▶ **Entries supplied**
▬▬▬▬▬▬▬▬▬▬
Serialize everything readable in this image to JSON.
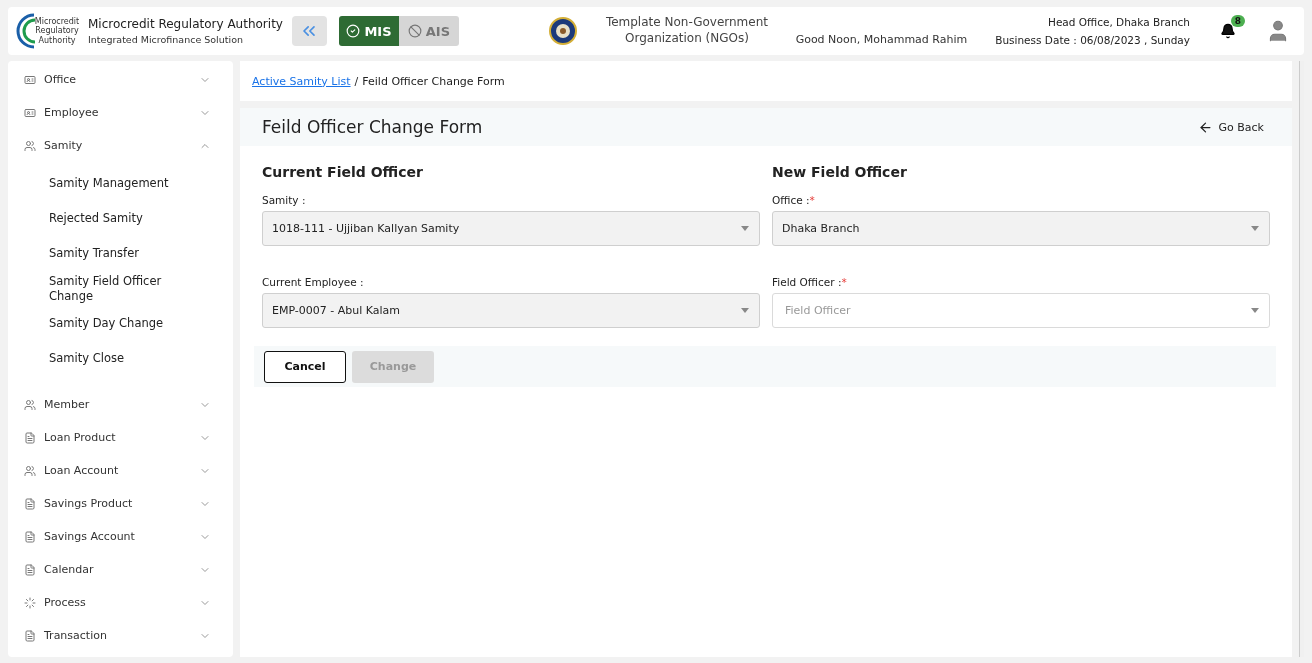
{
  "header": {
    "org_title": "Microcredit Regulatory Authority",
    "org_subtitle": "Integrated Microfinance Solution",
    "logo_text": "Microcredit Regulatory Authority",
    "modules": [
      {
        "label": "MIS",
        "selected": true
      },
      {
        "label": "AIS",
        "selected": false
      }
    ],
    "ngo_name": "Template Non-Government Organization (NGOs)",
    "greeting": "Good Noon, Mohammad Rahim",
    "office": "Head Office, Dhaka Branch",
    "business_date": "Business Date : 06/08/2023 , Sunday",
    "notification_count": "8"
  },
  "sidebar": {
    "items": [
      {
        "label": "Office",
        "expanded": false
      },
      {
        "label": "Employee",
        "expanded": false
      },
      {
        "label": "Samity",
        "expanded": true,
        "children": [
          {
            "label": "Samity Management"
          },
          {
            "label": "Rejected Samity"
          },
          {
            "label": "Samity Transfer"
          },
          {
            "label": "Samity Field Officer Change"
          },
          {
            "label": "Samity Day Change"
          },
          {
            "label": "Samity Close"
          }
        ]
      },
      {
        "label": "Member",
        "expanded": false
      },
      {
        "label": "Loan Product",
        "expanded": false
      },
      {
        "label": "Loan Account",
        "expanded": false
      },
      {
        "label": "Savings Product",
        "expanded": false
      },
      {
        "label": "Savings Account",
        "expanded": false
      },
      {
        "label": "Calendar",
        "expanded": false
      },
      {
        "label": "Process",
        "expanded": false
      },
      {
        "label": "Transaction",
        "expanded": false
      }
    ]
  },
  "breadcrumb": {
    "link": "Active Samity List",
    "separator": "/",
    "current": "Feild Officer Change Form"
  },
  "form": {
    "title": "Feild Officer Change Form",
    "go_back": "Go Back",
    "required_mark": "*",
    "sections": [
      {
        "heading": "Current Field Officer",
        "fields": [
          {
            "label": "Samity :",
            "required": false,
            "disabled": true,
            "value": "1018-111 - Ujjiban Kallyan Samity"
          },
          {
            "label": "Current Employee :",
            "required": false,
            "disabled": true,
            "value": "EMP-0007 - Abul Kalam"
          }
        ]
      },
      {
        "heading": "New Field Officer",
        "fields": [
          {
            "label": "Office :",
            "required": true,
            "disabled": true,
            "value": "Dhaka Branch"
          },
          {
            "label": "Field Officer :",
            "required": true,
            "disabled": false,
            "placeholder": "Field Officer"
          }
        ]
      }
    ],
    "buttons": [
      {
        "label": "Cancel",
        "disabled": false
      },
      {
        "label": "Change",
        "disabled": true
      }
    ]
  }
}
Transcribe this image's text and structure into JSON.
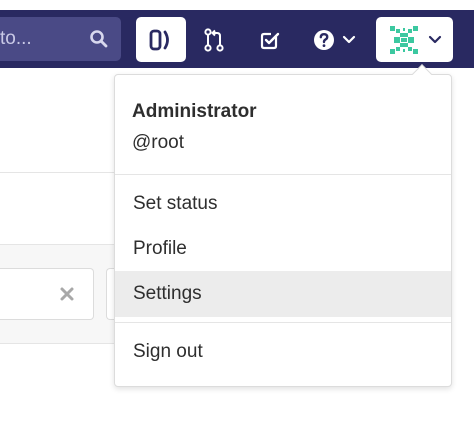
{
  "search": {
    "text": "to..."
  },
  "nav": {
    "todo_panel_icon": "todo-panel-icon",
    "merge_requests_icon": "merge-request-icon",
    "todos_icon": "todos-check-icon",
    "help_icon": "help-icon",
    "avatar_icon": "avatar-identicon"
  },
  "user_menu": {
    "name": "Administrator",
    "handle": "@root",
    "items": [
      {
        "label": "Set status"
      },
      {
        "label": "Profile"
      },
      {
        "label": "Settings"
      },
      {
        "label": "Sign out"
      }
    ]
  },
  "colors": {
    "navbar": "#292961",
    "search_bg": "#4a4a86",
    "avatar": "#3cc8a0",
    "active_item": "#ececec"
  }
}
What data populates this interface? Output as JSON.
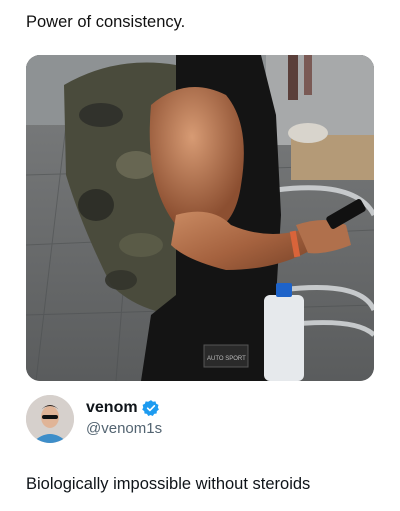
{
  "post": {
    "caption": "Power of consistency.",
    "photo": {
      "icon": "photo-of-muscular-arm",
      "shirt_label": "AUTO SPORT"
    }
  },
  "quoted_tweet": {
    "display_name": "venom",
    "handle": "@venom1s",
    "verified": true,
    "verified_color": "#1d9bf0",
    "text": "Biologically impossible without steroids"
  }
}
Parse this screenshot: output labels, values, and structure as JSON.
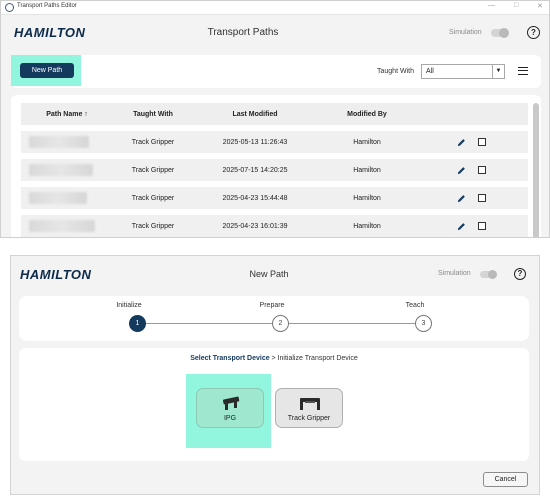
{
  "window1": {
    "titlebar": {
      "title": "Transport Paths Editor"
    },
    "header": {
      "logo_main": "HAMILTON",
      "title": "Transport Paths",
      "simulation_label": "Simulation",
      "simulation_on": false,
      "help_glyph": "?"
    },
    "toolbar": {
      "new_path_label": "New Path",
      "taught_with_label": "Taught With",
      "taught_with_value": "All",
      "menu_icon": "hamburger-icon"
    },
    "table": {
      "columns": [
        "Path Name ↑",
        "Taught With",
        "Last Modified",
        "Modified By"
      ],
      "rows": [
        {
          "path_name": "",
          "taught_with": "Track Gripper",
          "last_modified": "2025-05-13 11:26:43",
          "modified_by": "Hamilton"
        },
        {
          "path_name": "",
          "taught_with": "Track Gripper",
          "last_modified": "2025-07-15 14:20:25",
          "modified_by": "Hamilton"
        },
        {
          "path_name": "",
          "taught_with": "Track Gripper",
          "last_modified": "2025-04-23 15:44:48",
          "modified_by": "Hamilton"
        },
        {
          "path_name": "",
          "taught_with": "Track Gripper",
          "last_modified": "2025-04-23 16:01:39",
          "modified_by": "Hamilton"
        }
      ]
    }
  },
  "window2": {
    "header": {
      "logo_main": "HAMILTON",
      "title": "New Path",
      "simulation_label": "Simulation",
      "simulation_on": false,
      "help_glyph": "?"
    },
    "steps": [
      {
        "label": "Initialize",
        "number": "1",
        "active": true
      },
      {
        "label": "Prepare",
        "number": "2",
        "active": false
      },
      {
        "label": "Teach",
        "number": "3",
        "active": false
      }
    ],
    "breadcrumb": {
      "current": "Select Transport Device",
      "separator": " > ",
      "next": "Initialize Transport Device"
    },
    "devices": [
      {
        "label": "IPG",
        "selected": true,
        "icon": "ipg-gripper-icon"
      },
      {
        "label": "Track Gripper",
        "selected": false,
        "icon": "track-gripper-icon"
      }
    ],
    "cancel_label": "Cancel"
  },
  "colors": {
    "brand_navy": "#143a5e",
    "highlight": "#7ff5d8",
    "selected_device": "#9fe8cf",
    "background": "#f3f3f3"
  }
}
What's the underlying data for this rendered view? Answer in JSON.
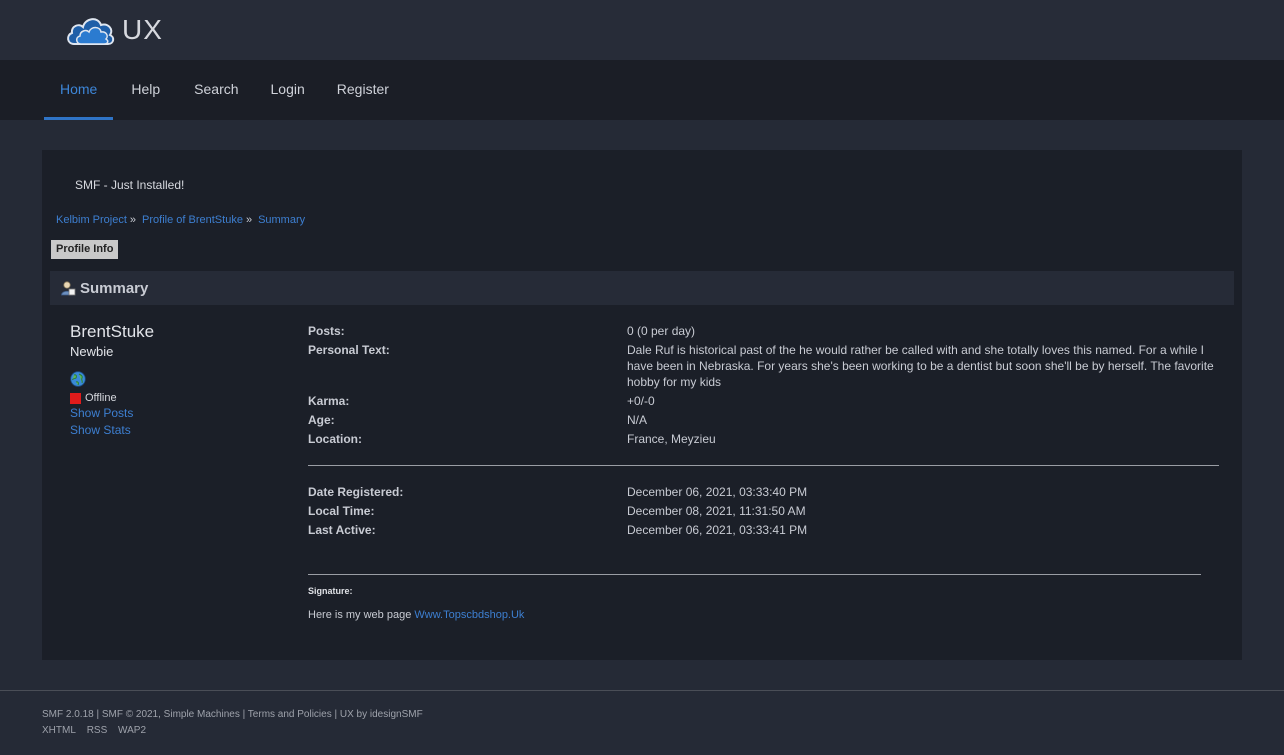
▬▬▬▬▬▬▬▬▬▬
▶ **What you are asked to do**
Search the listing for the string "Feild". Copy each line where it turns up.

▶ **Completed exercise**
    "current": "Feild Officer Change Form"
    "title": "Feild Officer Change Form",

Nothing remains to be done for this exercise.